◆ Exercise inputs ◆
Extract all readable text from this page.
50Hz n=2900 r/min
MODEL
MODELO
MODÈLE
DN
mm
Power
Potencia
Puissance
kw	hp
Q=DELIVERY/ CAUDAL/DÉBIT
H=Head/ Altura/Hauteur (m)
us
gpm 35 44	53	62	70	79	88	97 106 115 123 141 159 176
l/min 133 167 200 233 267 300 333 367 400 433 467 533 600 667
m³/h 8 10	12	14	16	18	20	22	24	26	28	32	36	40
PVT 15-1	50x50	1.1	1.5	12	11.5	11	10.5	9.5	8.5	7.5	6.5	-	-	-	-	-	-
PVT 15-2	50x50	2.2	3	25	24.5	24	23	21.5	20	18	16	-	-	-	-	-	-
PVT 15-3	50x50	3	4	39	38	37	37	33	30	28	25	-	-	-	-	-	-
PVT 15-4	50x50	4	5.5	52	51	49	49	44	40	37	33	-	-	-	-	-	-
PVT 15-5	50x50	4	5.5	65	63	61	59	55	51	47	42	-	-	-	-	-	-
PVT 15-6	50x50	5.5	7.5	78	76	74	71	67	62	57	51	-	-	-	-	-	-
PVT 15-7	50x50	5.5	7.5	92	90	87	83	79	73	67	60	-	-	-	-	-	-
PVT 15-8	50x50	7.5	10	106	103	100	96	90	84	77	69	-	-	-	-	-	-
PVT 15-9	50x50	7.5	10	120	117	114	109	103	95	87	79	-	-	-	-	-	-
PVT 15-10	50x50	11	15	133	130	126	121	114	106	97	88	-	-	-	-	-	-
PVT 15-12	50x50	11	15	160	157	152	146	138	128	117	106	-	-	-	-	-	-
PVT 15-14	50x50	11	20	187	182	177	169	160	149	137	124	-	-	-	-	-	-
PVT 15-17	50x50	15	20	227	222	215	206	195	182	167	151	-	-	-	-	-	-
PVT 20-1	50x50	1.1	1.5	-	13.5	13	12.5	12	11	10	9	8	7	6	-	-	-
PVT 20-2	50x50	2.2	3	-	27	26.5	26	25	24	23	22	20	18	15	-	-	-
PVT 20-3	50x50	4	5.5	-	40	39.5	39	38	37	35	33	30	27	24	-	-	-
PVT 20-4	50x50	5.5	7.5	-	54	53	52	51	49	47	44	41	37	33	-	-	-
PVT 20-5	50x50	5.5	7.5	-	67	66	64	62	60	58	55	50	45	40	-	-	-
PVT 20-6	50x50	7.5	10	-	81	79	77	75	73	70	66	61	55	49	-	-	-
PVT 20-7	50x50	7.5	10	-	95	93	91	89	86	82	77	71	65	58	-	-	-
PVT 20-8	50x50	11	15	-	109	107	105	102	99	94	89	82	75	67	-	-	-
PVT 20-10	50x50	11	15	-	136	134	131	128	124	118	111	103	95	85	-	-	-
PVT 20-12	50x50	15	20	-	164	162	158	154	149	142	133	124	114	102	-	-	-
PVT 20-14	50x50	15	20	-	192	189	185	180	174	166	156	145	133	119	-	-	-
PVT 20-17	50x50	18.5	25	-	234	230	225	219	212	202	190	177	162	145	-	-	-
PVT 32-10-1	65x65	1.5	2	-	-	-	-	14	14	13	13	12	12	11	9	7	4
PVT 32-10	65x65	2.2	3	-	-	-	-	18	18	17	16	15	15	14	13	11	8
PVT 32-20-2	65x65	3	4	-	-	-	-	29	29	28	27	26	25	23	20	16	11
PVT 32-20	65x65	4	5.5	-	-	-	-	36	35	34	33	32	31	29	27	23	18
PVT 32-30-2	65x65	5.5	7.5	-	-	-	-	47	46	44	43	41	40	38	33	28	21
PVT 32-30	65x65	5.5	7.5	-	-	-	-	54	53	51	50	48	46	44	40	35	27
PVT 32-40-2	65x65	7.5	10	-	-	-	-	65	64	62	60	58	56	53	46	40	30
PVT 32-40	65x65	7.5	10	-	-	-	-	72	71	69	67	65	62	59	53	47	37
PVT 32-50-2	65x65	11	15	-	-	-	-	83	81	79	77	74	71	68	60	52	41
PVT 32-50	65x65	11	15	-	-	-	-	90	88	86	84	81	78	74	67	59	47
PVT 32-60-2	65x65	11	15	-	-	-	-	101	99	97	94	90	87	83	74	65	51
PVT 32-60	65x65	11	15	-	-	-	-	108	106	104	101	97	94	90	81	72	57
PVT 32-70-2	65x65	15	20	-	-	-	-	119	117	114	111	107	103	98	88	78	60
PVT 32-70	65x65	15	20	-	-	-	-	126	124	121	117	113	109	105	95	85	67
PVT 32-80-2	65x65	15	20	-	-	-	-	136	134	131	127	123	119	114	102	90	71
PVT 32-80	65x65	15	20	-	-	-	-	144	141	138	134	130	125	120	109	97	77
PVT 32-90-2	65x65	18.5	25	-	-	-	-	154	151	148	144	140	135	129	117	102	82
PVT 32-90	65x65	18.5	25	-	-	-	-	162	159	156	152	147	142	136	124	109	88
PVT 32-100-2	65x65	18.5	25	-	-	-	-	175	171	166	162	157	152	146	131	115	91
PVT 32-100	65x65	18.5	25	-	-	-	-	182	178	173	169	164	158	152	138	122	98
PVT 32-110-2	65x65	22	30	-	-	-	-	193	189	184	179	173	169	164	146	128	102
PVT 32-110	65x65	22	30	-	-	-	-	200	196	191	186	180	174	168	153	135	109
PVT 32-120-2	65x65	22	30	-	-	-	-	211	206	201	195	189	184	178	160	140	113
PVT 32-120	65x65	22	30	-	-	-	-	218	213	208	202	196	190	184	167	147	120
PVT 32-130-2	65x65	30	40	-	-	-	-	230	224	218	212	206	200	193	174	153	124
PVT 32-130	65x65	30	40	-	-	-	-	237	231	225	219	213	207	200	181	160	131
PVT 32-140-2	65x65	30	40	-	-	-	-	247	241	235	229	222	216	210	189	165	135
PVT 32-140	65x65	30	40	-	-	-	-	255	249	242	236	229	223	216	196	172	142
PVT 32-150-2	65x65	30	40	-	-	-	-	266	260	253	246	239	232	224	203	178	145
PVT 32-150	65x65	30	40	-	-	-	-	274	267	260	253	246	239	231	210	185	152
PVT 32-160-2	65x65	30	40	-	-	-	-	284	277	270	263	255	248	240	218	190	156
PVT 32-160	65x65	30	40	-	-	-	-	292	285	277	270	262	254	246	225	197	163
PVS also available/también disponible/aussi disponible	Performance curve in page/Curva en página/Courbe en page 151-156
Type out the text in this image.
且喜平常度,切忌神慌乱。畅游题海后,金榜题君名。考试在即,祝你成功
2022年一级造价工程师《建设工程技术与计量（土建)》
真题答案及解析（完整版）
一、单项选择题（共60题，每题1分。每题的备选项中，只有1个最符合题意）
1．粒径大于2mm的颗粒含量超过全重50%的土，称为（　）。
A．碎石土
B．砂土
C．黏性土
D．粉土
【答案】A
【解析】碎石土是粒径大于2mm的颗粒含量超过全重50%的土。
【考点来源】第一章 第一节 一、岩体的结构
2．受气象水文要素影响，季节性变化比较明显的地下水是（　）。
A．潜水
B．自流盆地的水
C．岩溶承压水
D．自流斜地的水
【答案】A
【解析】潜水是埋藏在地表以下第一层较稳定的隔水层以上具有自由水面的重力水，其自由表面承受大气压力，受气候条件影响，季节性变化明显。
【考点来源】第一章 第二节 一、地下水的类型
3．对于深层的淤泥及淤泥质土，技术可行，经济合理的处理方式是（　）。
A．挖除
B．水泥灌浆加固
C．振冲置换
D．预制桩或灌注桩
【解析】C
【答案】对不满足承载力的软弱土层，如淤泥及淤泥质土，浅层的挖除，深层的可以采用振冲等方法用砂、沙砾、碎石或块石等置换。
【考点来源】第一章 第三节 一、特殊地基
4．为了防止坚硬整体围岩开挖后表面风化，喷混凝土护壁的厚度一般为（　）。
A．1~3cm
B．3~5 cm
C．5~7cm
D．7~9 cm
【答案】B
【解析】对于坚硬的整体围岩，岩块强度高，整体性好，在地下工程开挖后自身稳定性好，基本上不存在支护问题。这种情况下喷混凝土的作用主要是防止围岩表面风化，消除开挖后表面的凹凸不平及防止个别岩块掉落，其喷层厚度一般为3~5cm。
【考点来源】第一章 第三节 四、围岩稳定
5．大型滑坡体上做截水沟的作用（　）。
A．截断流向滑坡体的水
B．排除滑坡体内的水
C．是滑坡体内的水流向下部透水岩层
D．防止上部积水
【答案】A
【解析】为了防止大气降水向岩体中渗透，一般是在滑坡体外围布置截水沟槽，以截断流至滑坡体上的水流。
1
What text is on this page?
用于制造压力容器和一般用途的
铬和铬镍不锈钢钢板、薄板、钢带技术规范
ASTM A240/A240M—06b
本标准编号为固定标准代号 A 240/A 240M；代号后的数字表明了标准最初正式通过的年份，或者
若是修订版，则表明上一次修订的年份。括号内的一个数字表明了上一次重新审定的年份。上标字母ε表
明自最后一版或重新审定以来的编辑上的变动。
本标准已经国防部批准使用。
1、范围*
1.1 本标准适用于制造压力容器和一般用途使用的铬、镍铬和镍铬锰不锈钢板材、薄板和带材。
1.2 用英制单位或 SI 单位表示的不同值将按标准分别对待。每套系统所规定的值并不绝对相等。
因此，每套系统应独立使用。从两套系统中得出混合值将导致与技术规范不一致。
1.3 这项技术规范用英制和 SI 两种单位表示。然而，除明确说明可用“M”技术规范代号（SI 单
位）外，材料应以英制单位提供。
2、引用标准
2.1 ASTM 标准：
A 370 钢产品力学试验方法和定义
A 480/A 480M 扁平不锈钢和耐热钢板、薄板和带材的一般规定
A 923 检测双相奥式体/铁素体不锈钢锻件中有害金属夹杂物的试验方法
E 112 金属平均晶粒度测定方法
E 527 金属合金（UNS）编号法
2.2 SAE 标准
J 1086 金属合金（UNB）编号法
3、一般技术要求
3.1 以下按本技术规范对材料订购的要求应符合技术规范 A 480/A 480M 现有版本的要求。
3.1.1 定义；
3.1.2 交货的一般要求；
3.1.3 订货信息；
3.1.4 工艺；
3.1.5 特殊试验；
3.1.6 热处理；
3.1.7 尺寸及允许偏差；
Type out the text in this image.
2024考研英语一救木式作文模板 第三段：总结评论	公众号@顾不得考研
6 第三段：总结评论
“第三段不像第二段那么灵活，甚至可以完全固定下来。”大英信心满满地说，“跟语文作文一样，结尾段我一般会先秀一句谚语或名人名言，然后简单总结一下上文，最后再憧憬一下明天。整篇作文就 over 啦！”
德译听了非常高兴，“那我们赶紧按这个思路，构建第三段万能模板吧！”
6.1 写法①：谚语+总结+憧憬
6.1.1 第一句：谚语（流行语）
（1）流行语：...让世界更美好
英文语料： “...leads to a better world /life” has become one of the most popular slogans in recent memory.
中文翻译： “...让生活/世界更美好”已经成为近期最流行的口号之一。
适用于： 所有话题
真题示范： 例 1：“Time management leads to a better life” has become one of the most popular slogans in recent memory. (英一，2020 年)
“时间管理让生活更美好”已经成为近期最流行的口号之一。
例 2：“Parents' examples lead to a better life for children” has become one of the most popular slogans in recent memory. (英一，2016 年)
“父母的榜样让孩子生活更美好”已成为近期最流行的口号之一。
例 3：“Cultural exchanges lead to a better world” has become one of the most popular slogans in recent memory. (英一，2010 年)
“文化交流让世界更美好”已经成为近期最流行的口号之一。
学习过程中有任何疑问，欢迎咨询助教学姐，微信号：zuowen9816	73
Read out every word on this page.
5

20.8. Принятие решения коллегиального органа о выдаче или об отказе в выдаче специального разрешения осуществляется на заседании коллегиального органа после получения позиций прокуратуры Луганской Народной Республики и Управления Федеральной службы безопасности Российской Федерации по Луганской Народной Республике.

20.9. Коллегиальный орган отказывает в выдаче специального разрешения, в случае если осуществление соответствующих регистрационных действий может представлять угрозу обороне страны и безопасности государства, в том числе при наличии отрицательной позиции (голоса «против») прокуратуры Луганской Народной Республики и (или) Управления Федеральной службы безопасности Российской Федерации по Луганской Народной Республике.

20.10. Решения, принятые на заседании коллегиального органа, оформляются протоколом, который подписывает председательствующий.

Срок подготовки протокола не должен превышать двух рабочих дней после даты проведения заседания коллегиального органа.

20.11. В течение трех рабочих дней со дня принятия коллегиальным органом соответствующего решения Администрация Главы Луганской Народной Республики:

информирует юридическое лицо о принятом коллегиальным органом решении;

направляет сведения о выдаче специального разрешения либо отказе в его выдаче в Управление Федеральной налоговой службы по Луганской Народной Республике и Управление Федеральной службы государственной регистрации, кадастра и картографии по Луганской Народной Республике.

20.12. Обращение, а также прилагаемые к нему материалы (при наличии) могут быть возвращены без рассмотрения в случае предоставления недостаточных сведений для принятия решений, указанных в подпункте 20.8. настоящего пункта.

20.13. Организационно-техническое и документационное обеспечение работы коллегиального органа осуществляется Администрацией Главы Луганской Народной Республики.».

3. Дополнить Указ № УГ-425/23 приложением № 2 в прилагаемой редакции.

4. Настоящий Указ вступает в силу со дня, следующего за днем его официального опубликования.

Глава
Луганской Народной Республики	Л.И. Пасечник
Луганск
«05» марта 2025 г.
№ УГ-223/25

◆ Directions for this task ◆
Go through the listing above and list every line that has the word "考点来源".

◆ Exercise response ◆
【考点来源】第一章 第一节 一、岩体的结构
【考点来源】第一章 第二节 一、地下水的类型
【考点来源】第一章 第三节 一、特殊地基
【考点来源】第一章 第三节 四、围岩稳定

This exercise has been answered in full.